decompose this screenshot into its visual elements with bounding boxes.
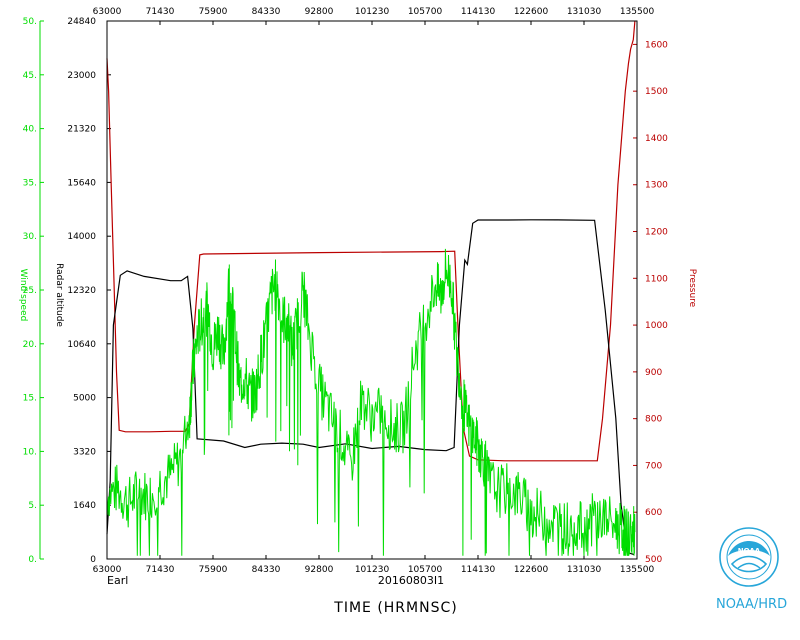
x-tick-label-bottom: 101230 bbox=[355, 565, 390, 575]
x-tick-label-top: 75900 bbox=[199, 7, 228, 17]
height-tick-label: 3320 bbox=[73, 447, 96, 457]
wind-tick-label: 30. bbox=[23, 232, 37, 242]
series-layer bbox=[106, 20, 636, 556]
pressure-tick-label: 1000 bbox=[645, 321, 668, 331]
x-axis-bottom: 63000 71430 75900 84330 92800 101230 105700 114… bbox=[93, 555, 655, 575]
x-tick-label-top: 101230 bbox=[355, 7, 390, 17]
x-tick-label-top: 122600 bbox=[514, 7, 549, 17]
x-tick-label-top: 63000 bbox=[93, 7, 122, 17]
wind-tick-label: 20. bbox=[23, 340, 37, 350]
series-wind-line bbox=[106, 248, 636, 556]
pressure-tick-label: 1400 bbox=[645, 134, 668, 144]
pressure-axis-title: Pressure bbox=[687, 269, 697, 308]
x-tick-label-top: 135500 bbox=[620, 7, 655, 17]
radar-altitude-axis: 0 1640 3320 5000 10640 12320 14000 15640 21320 23… bbox=[67, 17, 111, 565]
height-tick-label: 5000 bbox=[73, 394, 96, 404]
x-tick-label-bottom: 84330 bbox=[252, 565, 281, 575]
x-tick-label-bottom: 131030 bbox=[567, 565, 602, 575]
pressure-tick-label: 500 bbox=[645, 555, 662, 565]
pressure-axis: 500 600 700 800 900 1000 1100 1200 1300 1400 1500 1… bbox=[633, 21, 668, 565]
height-tick-label: 24840 bbox=[67, 17, 96, 27]
pressure-tick-label: 1600 bbox=[645, 40, 668, 50]
x-tick-label-top: 114130 bbox=[461, 7, 496, 17]
pressure-tick-label: 800 bbox=[645, 415, 662, 425]
plot-frame bbox=[106, 20, 638, 560]
x-tick-label-bottom: 71430 bbox=[146, 565, 175, 575]
height-tick-label: 12320 bbox=[67, 286, 96, 296]
storm-label: Earl bbox=[107, 574, 128, 587]
x-tick-label-bottom: 122600 bbox=[514, 565, 549, 575]
height-tick-label: 15640 bbox=[67, 178, 96, 188]
pressure-tick-label: 700 bbox=[645, 461, 662, 471]
series-pressure-line bbox=[106, 20, 636, 462]
pressure-tick-label: 1100 bbox=[645, 274, 668, 284]
series-height-line bbox=[106, 219, 635, 556]
wind-tick-label: 35. bbox=[23, 178, 37, 188]
wind-tick-label: 40. bbox=[23, 125, 37, 135]
wind-speed-axis: 0. 5. 10. 15. 20. 25. 30. 35. 40. 45. 50. bbox=[23, 17, 44, 565]
x-axis-title: TIME (HRMNSC) bbox=[333, 600, 457, 616]
x-axis-top: 63000 71430 75900 84330 92800 101230 105700 114… bbox=[93, 7, 655, 25]
wind-tick-label: 10. bbox=[23, 447, 37, 457]
wind-tick-label: 25. bbox=[23, 286, 37, 296]
height-tick-label: 10640 bbox=[67, 340, 96, 350]
wind-tick-label: 0. bbox=[28, 555, 37, 565]
logo-text: NOAA bbox=[738, 547, 761, 555]
x-tick-label-bottom: 135500 bbox=[620, 565, 655, 575]
x-tick-label-top: 105700 bbox=[408, 7, 443, 17]
flight-id: 20160803I1 bbox=[378, 574, 444, 587]
radar-altitude-axis-title: Radar altitude bbox=[54, 263, 64, 327]
x-tick-label-top: 92800 bbox=[305, 7, 334, 17]
height-tick-label: 21320 bbox=[67, 125, 96, 135]
height-tick-label: 1640 bbox=[73, 501, 96, 511]
pressure-tick-label: 1200 bbox=[645, 228, 668, 238]
height-tick-label: 14000 bbox=[67, 232, 96, 242]
wind-tick-label: 15. bbox=[23, 394, 37, 404]
pressure-tick-label: 1500 bbox=[645, 87, 668, 97]
wind-tick-label: 45. bbox=[23, 71, 37, 81]
x-tick-label-bottom: 105700 bbox=[408, 565, 443, 575]
height-tick-label: 0 bbox=[90, 555, 96, 565]
wind-tick-label: 5. bbox=[28, 501, 37, 511]
x-tick-label-bottom: 114130 bbox=[461, 565, 496, 575]
pressure-tick-label: 900 bbox=[645, 368, 662, 378]
x-tick-label-top: 84330 bbox=[252, 7, 281, 17]
wind-speed-axis-title: Wind speed bbox=[18, 269, 28, 322]
x-tick-label-bottom: 63000 bbox=[93, 565, 122, 575]
pressure-tick-label: 600 bbox=[645, 508, 662, 518]
noaa-logo-icon: NOAA bbox=[719, 527, 779, 587]
x-tick-label-bottom: 92800 bbox=[305, 565, 334, 575]
credit-label: NOAA/HRD bbox=[716, 597, 788, 612]
x-tick-label-top: 71430 bbox=[146, 7, 175, 17]
x-tick-label-top: 131030 bbox=[567, 7, 602, 17]
wind-tick-label: 50. bbox=[23, 17, 37, 27]
height-tick-label: 23000 bbox=[67, 71, 96, 81]
pressure-tick-label: 1300 bbox=[645, 181, 668, 191]
x-tick-label-bottom: 75900 bbox=[199, 565, 228, 575]
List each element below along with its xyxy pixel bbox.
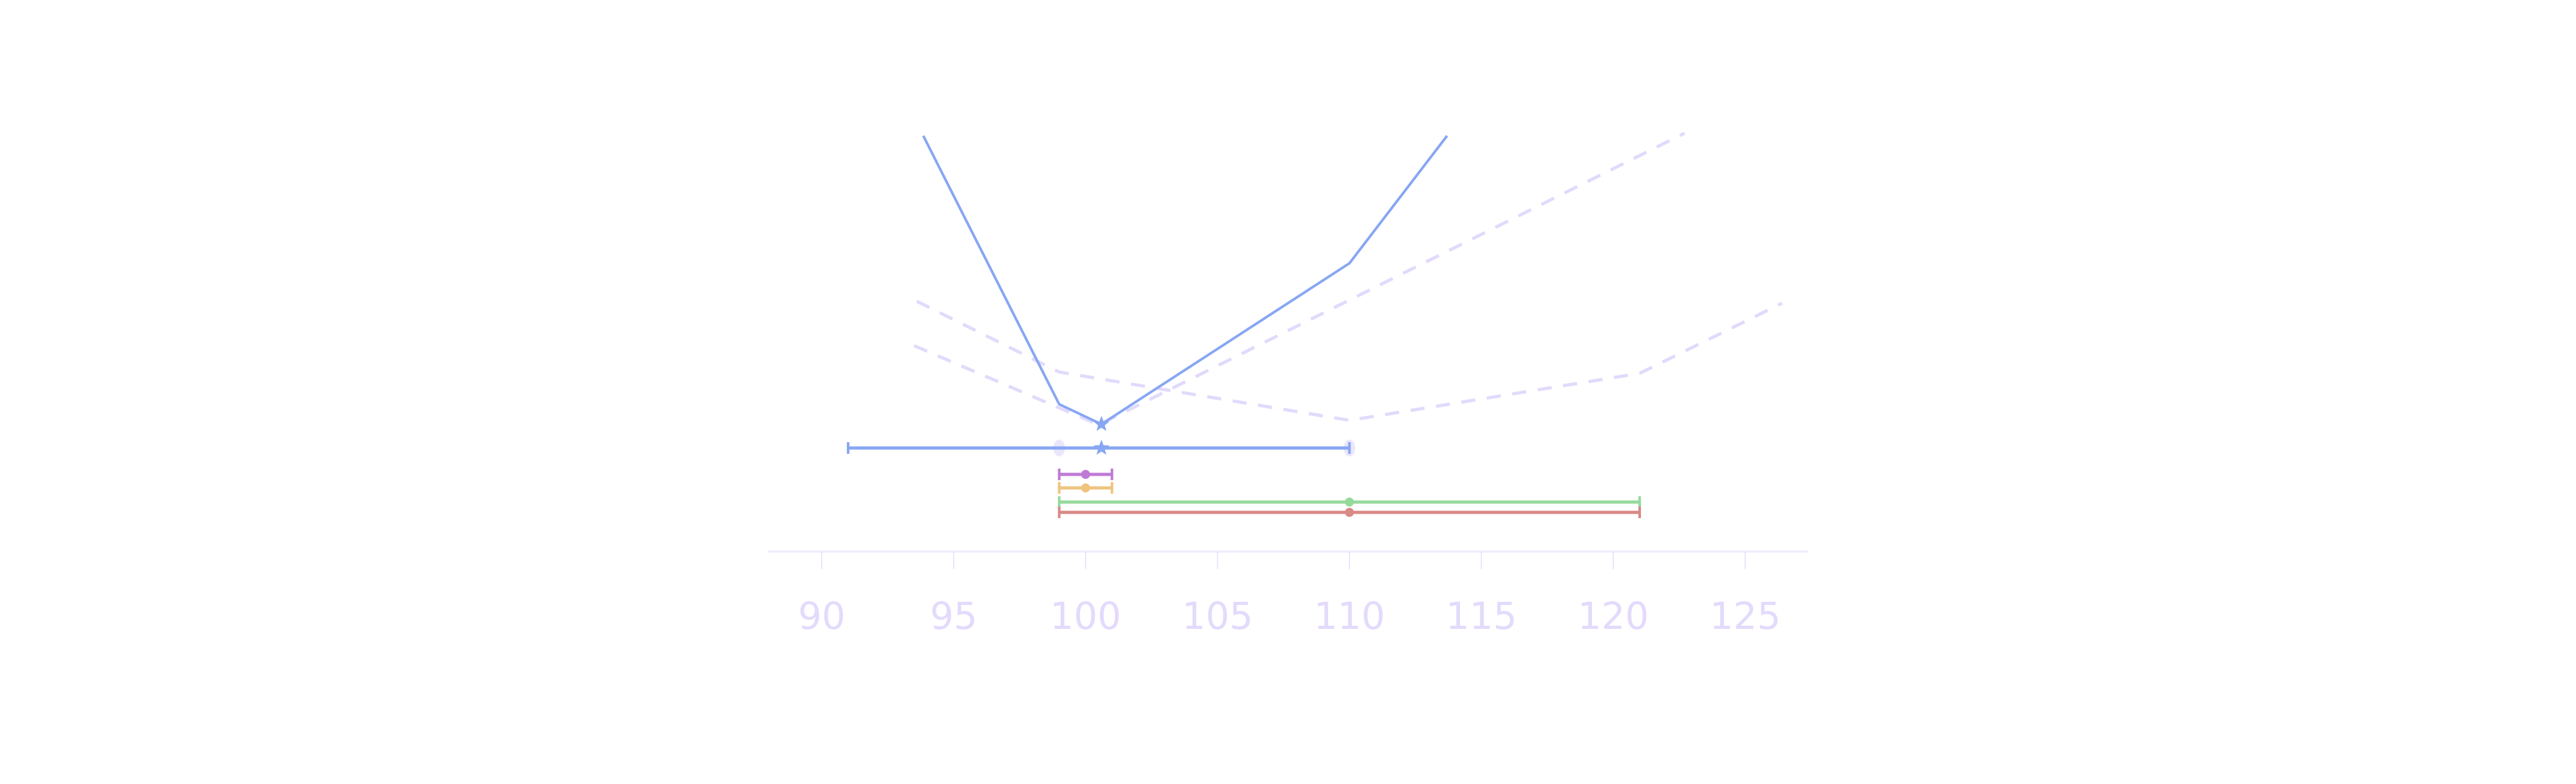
interval-green [1057, 496, 1642, 508]
x-tick-label: 95 [930, 594, 978, 638]
interval-purple [1057, 469, 1113, 480]
x-tick-label: 105 [1182, 594, 1253, 638]
x-axis-ticks: 90 95 100 105 110 115 120 125 [798, 552, 1781, 638]
interval-blue [846, 440, 1356, 456]
star-marker-icon [1093, 416, 1110, 431]
estimate-dot [1345, 508, 1354, 517]
x-tick-label: 100 [1050, 594, 1121, 638]
interval-red [1057, 507, 1642, 518]
interval-orange [1057, 482, 1113, 494]
x-tick-label: 120 [1578, 594, 1649, 638]
interval-bars [846, 440, 1642, 518]
profile-dashed-2-line [913, 131, 1685, 427]
x-axis: 90 95 100 105 110 115 120 125 [768, 550, 1808, 638]
estimate-dot [1081, 483, 1090, 492]
x-tick-label: 90 [798, 594, 846, 638]
x-tick-label: 110 [1314, 594, 1385, 638]
profile-dashed-1-line [916, 299, 1783, 422]
estimate-dot [1081, 470, 1090, 479]
x-tick-label: 115 [1446, 594, 1517, 638]
estimate-dot [1345, 498, 1354, 507]
profile-lines [913, 131, 1783, 431]
profile-solid-line [922, 135, 1448, 425]
x-tick-label: 125 [1710, 594, 1781, 638]
star-marker-icon [1093, 440, 1110, 455]
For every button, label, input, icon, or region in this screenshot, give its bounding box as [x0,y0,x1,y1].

┄┄┄┄┄┄

# AIM
Return the lines above exactly as they appear, leaving out the pictures.

# WRITTEN ANSWER
decompose this screenshot into its visual elements with bounding boxes.
x-tick-label-bottom: 101230 bbox=[355, 565, 390, 575]
x-tick-label-top: 75900 bbox=[199, 7, 228, 17]
height-tick-label: 3320 bbox=[73, 447, 96, 457]
wind-tick-label: 30. bbox=[23, 232, 37, 242]
series-layer bbox=[106, 20, 636, 556]
pressure-tick-label: 1000 bbox=[645, 321, 668, 331]
x-axis-bottom: 63000 71430 75900 84330 92800 101230 105700 114… bbox=[93, 555, 655, 575]
x-tick-label-top: 101230 bbox=[355, 7, 390, 17]
x-tick-label-top: 122600 bbox=[514, 7, 549, 17]
x-tick-label-top: 63000 bbox=[93, 7, 122, 17]
wind-tick-label: 20. bbox=[23, 340, 37, 350]
series-wind-line bbox=[106, 248, 636, 556]
pressure-tick-label: 1400 bbox=[645, 134, 668, 144]
pressure-axis-title: Pressure bbox=[687, 269, 697, 308]
x-tick-label-top: 135500 bbox=[620, 7, 655, 17]
radar-altitude-axis: 0 1640 3320 5000 10640 12320 14000 15640 21320 23… bbox=[67, 17, 111, 565]
height-tick-label: 5000 bbox=[73, 394, 96, 404]
x-tick-label-bottom: 84330 bbox=[252, 565, 281, 575]
x-tick-label-bottom: 131030 bbox=[567, 565, 602, 575]
pressure-tick-label: 500 bbox=[645, 555, 662, 565]
pressure-axis: 500 600 700 800 900 1000 1100 1200 1300 1400 1500 1… bbox=[633, 21, 668, 565]
height-tick-label: 24840 bbox=[67, 17, 96, 27]
pressure-tick-label: 1600 bbox=[645, 40, 668, 50]
x-tick-label-top: 114130 bbox=[461, 7, 496, 17]
pressure-tick-label: 800 bbox=[645, 415, 662, 425]
plot-frame bbox=[106, 20, 638, 560]
x-tick-label-bottom: 71430 bbox=[146, 565, 175, 575]
height-tick-label: 12320 bbox=[67, 286, 96, 296]
storm-label: Earl bbox=[107, 574, 128, 587]
x-tick-label-bottom: 122600 bbox=[514, 565, 549, 575]
height-tick-label: 15640 bbox=[67, 178, 96, 188]
pressure-tick-label: 700 bbox=[645, 461, 662, 471]
series-pressure-line bbox=[106, 20, 636, 462]
pressure-tick-label: 1100 bbox=[645, 274, 668, 284]
series-height-line bbox=[106, 219, 635, 556]
wind-tick-label: 35. bbox=[23, 178, 37, 188]
wind-tick-label: 40. bbox=[23, 125, 37, 135]
wind-speed-axis: 0. 5. 10. 15. 20. 25. 30. 35. 40. 45. 50. bbox=[23, 17, 44, 565]
x-axis-title: TIME (HRMNSC) bbox=[333, 600, 457, 616]
x-axis-top: 63000 71430 75900 84330 92800 101230 105700 114… bbox=[93, 7, 655, 25]
wind-tick-label: 10. bbox=[23, 447, 37, 457]
wind-tick-label: 25. bbox=[23, 286, 37, 296]
height-tick-label: 10640 bbox=[67, 340, 96, 350]
wind-tick-label: 0. bbox=[28, 555, 37, 565]
logo-text: NOAA bbox=[738, 547, 761, 555]
x-tick-label-bottom: 135500 bbox=[620, 565, 655, 575]
x-tick-label-top: 105700 bbox=[408, 7, 443, 17]
flight-id: 20160803I1 bbox=[378, 574, 444, 587]
radar-altitude-axis-title: Radar altitude bbox=[54, 263, 64, 327]
x-tick-label-top: 92800 bbox=[305, 7, 334, 17]
height-tick-label: 21320 bbox=[67, 125, 96, 135]
height-tick-label: 1640 bbox=[73, 501, 96, 511]
pressure-tick-label: 1200 bbox=[645, 228, 668, 238]
height-tick-label: 14000 bbox=[67, 232, 96, 242]
wind-tick-label: 15. bbox=[23, 394, 37, 404]
pressure-tick-label: 1500 bbox=[645, 87, 668, 97]
wind-tick-label: 45. bbox=[23, 71, 37, 81]
x-tick-label-bottom: 105700 bbox=[408, 565, 443, 575]
height-tick-label: 0 bbox=[90, 555, 96, 565]
wind-tick-label: 5. bbox=[28, 501, 37, 511]
x-tick-label-bottom: 114130 bbox=[461, 565, 496, 575]
pressure-tick-label: 900 bbox=[645, 368, 662, 378]
x-tick-label-top: 84330 bbox=[252, 7, 281, 17]
wind-speed-axis-title: Wind speed bbox=[18, 269, 28, 322]
x-tick-label-bottom: 63000 bbox=[93, 565, 122, 575]
pressure-tick-label: 600 bbox=[645, 508, 662, 518]
noaa-logo-icon: NOAA bbox=[719, 527, 779, 587]
x-tick-label-bottom: 92800 bbox=[305, 565, 334, 575]
credit-label: NOAA/HRD bbox=[716, 597, 788, 612]
x-tick-label-top: 71430 bbox=[146, 7, 175, 17]
x-tick-label-top: 131030 bbox=[567, 7, 602, 17]
wind-tick-label: 50. bbox=[23, 17, 37, 27]
height-tick-label: 23000 bbox=[67, 71, 96, 81]
pressure-tick-label: 1300 bbox=[645, 181, 668, 191]
x-tick-label-bottom: 75900 bbox=[199, 565, 228, 575]
List each element below along with its xyxy pixel bbox.
interval-green [1057, 496, 1642, 508]
x-tick-label: 95 [930, 594, 978, 638]
interval-purple [1057, 469, 1113, 480]
x-tick-label: 105 [1182, 594, 1253, 638]
x-axis-ticks: 90 95 100 105 110 115 120 125 [798, 552, 1781, 638]
interval-blue [846, 440, 1356, 456]
star-marker-icon [1093, 416, 1110, 431]
estimate-dot [1345, 508, 1354, 517]
x-tick-label: 100 [1050, 594, 1121, 638]
interval-red [1057, 507, 1642, 518]
interval-orange [1057, 482, 1113, 494]
x-tick-label: 120 [1578, 594, 1649, 638]
interval-bars [846, 440, 1642, 518]
profile-dashed-2-line [913, 131, 1685, 427]
x-axis: 90 95 100 105 110 115 120 125 [768, 550, 1808, 638]
estimate-dot [1081, 483, 1090, 492]
x-tick-label: 90 [798, 594, 846, 638]
x-tick-label: 110 [1314, 594, 1385, 638]
profile-dashed-1-line [916, 299, 1783, 422]
estimate-dot [1081, 470, 1090, 479]
x-tick-label: 115 [1446, 594, 1517, 638]
estimate-dot [1345, 498, 1354, 507]
profile-lines [913, 131, 1783, 431]
profile-solid-line [922, 135, 1448, 425]
x-tick-label: 125 [1710, 594, 1781, 638]
star-marker-icon [1093, 440, 1110, 455]
For every button, label, input, icon, or region in this screenshot, give its bounding box as [x0,y0,x1,y1].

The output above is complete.